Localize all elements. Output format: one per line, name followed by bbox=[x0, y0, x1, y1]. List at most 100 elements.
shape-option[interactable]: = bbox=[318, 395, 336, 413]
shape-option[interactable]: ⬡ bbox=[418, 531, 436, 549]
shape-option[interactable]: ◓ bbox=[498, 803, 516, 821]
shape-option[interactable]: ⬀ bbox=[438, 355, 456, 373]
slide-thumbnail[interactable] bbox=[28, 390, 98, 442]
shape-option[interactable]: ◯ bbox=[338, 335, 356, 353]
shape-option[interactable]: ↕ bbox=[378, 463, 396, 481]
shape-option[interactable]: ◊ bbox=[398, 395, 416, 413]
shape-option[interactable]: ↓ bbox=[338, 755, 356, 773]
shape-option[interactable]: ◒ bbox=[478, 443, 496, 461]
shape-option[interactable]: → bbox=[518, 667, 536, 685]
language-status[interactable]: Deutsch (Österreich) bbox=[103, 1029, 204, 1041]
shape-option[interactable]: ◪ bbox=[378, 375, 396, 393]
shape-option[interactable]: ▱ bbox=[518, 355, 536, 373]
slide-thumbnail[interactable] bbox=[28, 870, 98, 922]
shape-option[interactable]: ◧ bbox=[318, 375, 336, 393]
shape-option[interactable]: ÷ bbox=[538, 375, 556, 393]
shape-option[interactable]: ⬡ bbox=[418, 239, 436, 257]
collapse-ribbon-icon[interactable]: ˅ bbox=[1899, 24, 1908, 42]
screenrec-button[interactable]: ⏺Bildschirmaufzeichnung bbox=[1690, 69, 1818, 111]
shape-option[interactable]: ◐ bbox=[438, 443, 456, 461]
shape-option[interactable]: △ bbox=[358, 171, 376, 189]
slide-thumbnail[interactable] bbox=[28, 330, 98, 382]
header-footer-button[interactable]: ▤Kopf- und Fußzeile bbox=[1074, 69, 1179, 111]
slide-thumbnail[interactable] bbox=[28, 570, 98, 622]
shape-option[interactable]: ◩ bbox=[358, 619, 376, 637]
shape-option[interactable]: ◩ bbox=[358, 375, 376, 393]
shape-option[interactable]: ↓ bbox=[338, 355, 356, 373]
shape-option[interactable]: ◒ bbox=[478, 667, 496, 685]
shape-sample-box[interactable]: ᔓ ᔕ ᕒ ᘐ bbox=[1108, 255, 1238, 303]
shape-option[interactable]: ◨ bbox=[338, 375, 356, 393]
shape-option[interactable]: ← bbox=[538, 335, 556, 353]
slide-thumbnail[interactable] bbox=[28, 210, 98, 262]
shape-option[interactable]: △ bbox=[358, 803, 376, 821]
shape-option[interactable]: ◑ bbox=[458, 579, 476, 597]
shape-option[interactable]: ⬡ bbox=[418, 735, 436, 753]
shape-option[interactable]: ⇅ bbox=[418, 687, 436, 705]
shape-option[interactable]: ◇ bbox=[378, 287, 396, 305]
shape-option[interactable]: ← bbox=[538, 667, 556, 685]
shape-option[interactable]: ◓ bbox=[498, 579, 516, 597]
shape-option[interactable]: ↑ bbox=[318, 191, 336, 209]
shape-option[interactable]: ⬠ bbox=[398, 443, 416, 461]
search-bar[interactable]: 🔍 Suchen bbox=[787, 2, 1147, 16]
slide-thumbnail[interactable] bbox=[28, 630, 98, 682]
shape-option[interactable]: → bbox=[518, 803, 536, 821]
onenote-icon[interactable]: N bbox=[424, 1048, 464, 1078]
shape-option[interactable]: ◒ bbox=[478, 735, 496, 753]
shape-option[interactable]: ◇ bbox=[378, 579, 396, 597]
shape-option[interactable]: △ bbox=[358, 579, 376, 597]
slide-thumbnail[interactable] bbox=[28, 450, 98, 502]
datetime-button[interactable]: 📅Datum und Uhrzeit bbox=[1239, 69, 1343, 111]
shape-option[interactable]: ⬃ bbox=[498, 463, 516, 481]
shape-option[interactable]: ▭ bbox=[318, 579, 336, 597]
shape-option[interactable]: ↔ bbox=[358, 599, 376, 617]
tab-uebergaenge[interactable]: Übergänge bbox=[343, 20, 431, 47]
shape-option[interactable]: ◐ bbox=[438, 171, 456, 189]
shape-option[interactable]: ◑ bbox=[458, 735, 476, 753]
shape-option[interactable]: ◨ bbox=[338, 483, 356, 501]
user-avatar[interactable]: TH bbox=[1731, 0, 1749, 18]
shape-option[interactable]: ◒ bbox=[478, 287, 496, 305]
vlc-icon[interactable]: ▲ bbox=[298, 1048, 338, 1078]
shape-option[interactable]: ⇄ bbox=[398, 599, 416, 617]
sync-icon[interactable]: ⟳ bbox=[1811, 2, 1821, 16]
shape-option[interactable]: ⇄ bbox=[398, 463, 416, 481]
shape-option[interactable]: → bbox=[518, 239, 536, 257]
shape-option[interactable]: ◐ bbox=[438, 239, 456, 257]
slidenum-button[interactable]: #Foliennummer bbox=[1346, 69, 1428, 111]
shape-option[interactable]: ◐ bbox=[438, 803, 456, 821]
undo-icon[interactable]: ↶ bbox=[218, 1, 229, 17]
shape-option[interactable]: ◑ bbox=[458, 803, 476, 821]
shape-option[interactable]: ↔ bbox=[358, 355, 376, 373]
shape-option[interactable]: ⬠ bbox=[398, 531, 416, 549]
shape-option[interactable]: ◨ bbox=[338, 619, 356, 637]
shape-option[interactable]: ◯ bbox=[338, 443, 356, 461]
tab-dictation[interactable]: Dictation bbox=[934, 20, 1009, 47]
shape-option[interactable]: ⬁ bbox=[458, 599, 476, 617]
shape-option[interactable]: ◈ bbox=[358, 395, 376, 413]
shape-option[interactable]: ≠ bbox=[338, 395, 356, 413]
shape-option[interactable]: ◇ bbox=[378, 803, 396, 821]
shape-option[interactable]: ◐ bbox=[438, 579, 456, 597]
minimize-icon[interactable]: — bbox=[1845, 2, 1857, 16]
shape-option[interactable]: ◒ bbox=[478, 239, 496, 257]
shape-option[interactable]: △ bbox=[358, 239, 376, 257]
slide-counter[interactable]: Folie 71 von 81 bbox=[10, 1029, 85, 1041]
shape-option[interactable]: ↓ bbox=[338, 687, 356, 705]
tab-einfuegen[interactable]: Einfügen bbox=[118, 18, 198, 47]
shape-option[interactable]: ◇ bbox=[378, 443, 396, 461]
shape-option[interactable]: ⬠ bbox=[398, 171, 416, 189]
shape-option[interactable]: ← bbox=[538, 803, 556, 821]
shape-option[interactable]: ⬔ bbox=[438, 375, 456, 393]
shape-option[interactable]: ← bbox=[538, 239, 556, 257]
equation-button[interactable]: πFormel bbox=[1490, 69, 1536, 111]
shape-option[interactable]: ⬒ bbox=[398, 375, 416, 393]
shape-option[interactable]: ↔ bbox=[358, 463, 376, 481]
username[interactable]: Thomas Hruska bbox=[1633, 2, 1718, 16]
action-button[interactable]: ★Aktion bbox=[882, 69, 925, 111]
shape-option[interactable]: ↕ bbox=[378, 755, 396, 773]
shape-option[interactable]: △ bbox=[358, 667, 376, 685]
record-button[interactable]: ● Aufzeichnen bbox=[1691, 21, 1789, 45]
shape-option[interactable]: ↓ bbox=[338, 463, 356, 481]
━━━
DESCRIPCIÓN DEL EJERCICIO:
Reescribe todos los registros y sustituye "slide-thumbnail" por "slide-preview" sin modificar nada más.

RESULTADO OBTENIDO:
Localize all elements. Output format: one per line, name followed by bbox=[x0, y0, x1, y1]. List at most 100 elements.
shape-option[interactable]: = bbox=[318, 395, 336, 413]
shape-option[interactable]: ⬡ bbox=[418, 531, 436, 549]
shape-option[interactable]: ◓ bbox=[498, 803, 516, 821]
shape-option[interactable]: ⬀ bbox=[438, 355, 456, 373]
slide-preview[interactable] bbox=[28, 390, 98, 442]
shape-option[interactable]: ◯ bbox=[338, 335, 356, 353]
shape-option[interactable]: ↕ bbox=[378, 463, 396, 481]
shape-option[interactable]: ◊ bbox=[398, 395, 416, 413]
shape-option[interactable]: ↓ bbox=[338, 755, 356, 773]
shape-option[interactable]: ◒ bbox=[478, 443, 496, 461]
shape-option[interactable]: → bbox=[518, 667, 536, 685]
language-status[interactable]: Deutsch (Österreich) bbox=[103, 1029, 204, 1041]
shape-option[interactable]: ◪ bbox=[378, 375, 396, 393]
shape-option[interactable]: ▱ bbox=[518, 355, 536, 373]
slide-preview[interactable] bbox=[28, 870, 98, 922]
shape-option[interactable]: ◧ bbox=[318, 375, 336, 393]
shape-option[interactable]: ÷ bbox=[538, 375, 556, 393]
shape-option[interactable]: ⬡ bbox=[418, 239, 436, 257]
collapse-ribbon-icon[interactable]: ˅ bbox=[1899, 24, 1908, 42]
screenrec-button[interactable]: ⏺Bildschirmaufzeichnung bbox=[1690, 69, 1818, 111]
shape-option[interactable]: ◐ bbox=[438, 443, 456, 461]
shape-option[interactable]: △ bbox=[358, 171, 376, 189]
slide-preview[interactable] bbox=[28, 330, 98, 382]
header-footer-button[interactable]: ▤Kopf- und Fußzeile bbox=[1074, 69, 1179, 111]
slide-preview[interactable] bbox=[28, 570, 98, 622]
shape-option[interactable]: ◩ bbox=[358, 619, 376, 637]
shape-option[interactable]: ◩ bbox=[358, 375, 376, 393]
shape-option[interactable]: ↓ bbox=[338, 355, 356, 373]
shape-option[interactable]: ◒ bbox=[478, 667, 496, 685]
shape-sample-box[interactable]: ᔓ ᔕ ᕒ ᘐ bbox=[1108, 255, 1238, 303]
shape-option[interactable]: ◨ bbox=[338, 375, 356, 393]
shape-option[interactable]: ← bbox=[538, 335, 556, 353]
slide-preview[interactable] bbox=[28, 210, 98, 262]
shape-option[interactable]: △ bbox=[358, 803, 376, 821]
shape-option[interactable]: ◑ bbox=[458, 579, 476, 597]
shape-option[interactable]: ⬡ bbox=[418, 735, 436, 753]
shape-option[interactable]: ⇅ bbox=[418, 687, 436, 705]
shape-option[interactable]: ◇ bbox=[378, 287, 396, 305]
shape-option[interactable]: ← bbox=[538, 667, 556, 685]
shape-option[interactable]: ◓ bbox=[498, 579, 516, 597]
shape-option[interactable]: ↑ bbox=[318, 191, 336, 209]
shape-option[interactable]: ⬠ bbox=[398, 443, 416, 461]
search-bar[interactable]: 🔍 Suchen bbox=[787, 2, 1147, 16]
slide-preview[interactable] bbox=[28, 630, 98, 682]
shape-option[interactable]: → bbox=[518, 803, 536, 821]
onenote-icon[interactable]: N bbox=[424, 1048, 464, 1078]
shape-option[interactable]: ◒ bbox=[478, 735, 496, 753]
shape-option[interactable]: ◇ bbox=[378, 579, 396, 597]
shape-option[interactable]: △ bbox=[358, 579, 376, 597]
slide-preview[interactable] bbox=[28, 450, 98, 502]
datetime-button[interactable]: 📅Datum und Uhrzeit bbox=[1239, 69, 1343, 111]
shape-option[interactable]: ⬃ bbox=[498, 463, 516, 481]
shape-option[interactable]: ▭ bbox=[318, 579, 336, 597]
shape-option[interactable]: ↔ bbox=[358, 599, 376, 617]
tab-uebergaenge[interactable]: Übergänge bbox=[343, 20, 431, 47]
shape-option[interactable]: ◐ bbox=[438, 171, 456, 189]
shape-option[interactable]: ◑ bbox=[458, 735, 476, 753]
shape-option[interactable]: ◨ bbox=[338, 483, 356, 501]
user-avatar[interactable]: TH bbox=[1731, 0, 1749, 18]
shape-option[interactable]: ◒ bbox=[478, 287, 496, 305]
vlc-icon[interactable]: ▲ bbox=[298, 1048, 338, 1078]
shape-option[interactable]: ⇄ bbox=[398, 599, 416, 617]
sync-icon[interactable]: ⟳ bbox=[1811, 2, 1821, 16]
shape-option[interactable]: ⇄ bbox=[398, 463, 416, 481]
shape-option[interactable]: → bbox=[518, 239, 536, 257]
shape-option[interactable]: ◐ bbox=[438, 239, 456, 257]
slidenum-button[interactable]: #Foliennummer bbox=[1346, 69, 1428, 111]
shape-option[interactable]: ◐ bbox=[438, 803, 456, 821]
undo-icon[interactable]: ↶ bbox=[218, 1, 229, 17]
shape-option[interactable]: ◑ bbox=[458, 803, 476, 821]
shape-option[interactable]: ↔ bbox=[358, 355, 376, 373]
shape-option[interactable]: ⬠ bbox=[398, 531, 416, 549]
shape-option[interactable]: ◨ bbox=[338, 619, 356, 637]
shape-option[interactable]: ◯ bbox=[338, 443, 356, 461]
tab-dictation[interactable]: Dictation bbox=[934, 20, 1009, 47]
shape-option[interactable]: ⬁ bbox=[458, 599, 476, 617]
shape-option[interactable]: ◈ bbox=[358, 395, 376, 413]
shape-option[interactable]: ≠ bbox=[338, 395, 356, 413]
shape-option[interactable]: ◇ bbox=[378, 803, 396, 821]
shape-option[interactable]: ◐ bbox=[438, 579, 456, 597]
minimize-icon[interactable]: — bbox=[1845, 2, 1857, 16]
shape-option[interactable]: ◒ bbox=[478, 239, 496, 257]
shape-option[interactable]: △ bbox=[358, 239, 376, 257]
slide-counter[interactable]: Folie 71 von 81 bbox=[10, 1029, 85, 1041]
shape-option[interactable]: ↓ bbox=[338, 687, 356, 705]
tab-einfuegen[interactable]: Einfügen bbox=[118, 18, 198, 47]
shape-option[interactable]: ◇ bbox=[378, 443, 396, 461]
shape-option[interactable]: ⬠ bbox=[398, 171, 416, 189]
shape-option[interactable]: ← bbox=[538, 803, 556, 821]
shape-option[interactable]: ⬔ bbox=[438, 375, 456, 393]
shape-option[interactable]: ← bbox=[538, 239, 556, 257]
equation-button[interactable]: πFormel bbox=[1490, 69, 1536, 111]
shape-option[interactable]: ⬒ bbox=[398, 375, 416, 393]
shape-option[interactable]: ↔ bbox=[358, 463, 376, 481]
username[interactable]: Thomas Hruska bbox=[1633, 2, 1718, 16]
action-button[interactable]: ★Aktion bbox=[882, 69, 925, 111]
shape-option[interactable]: ↕ bbox=[378, 755, 396, 773]
shape-option[interactable]: △ bbox=[358, 667, 376, 685]
record-button[interactable]: ● Aufzeichnen bbox=[1691, 21, 1789, 45]
shape-option[interactable]: ↓ bbox=[338, 463, 356, 481]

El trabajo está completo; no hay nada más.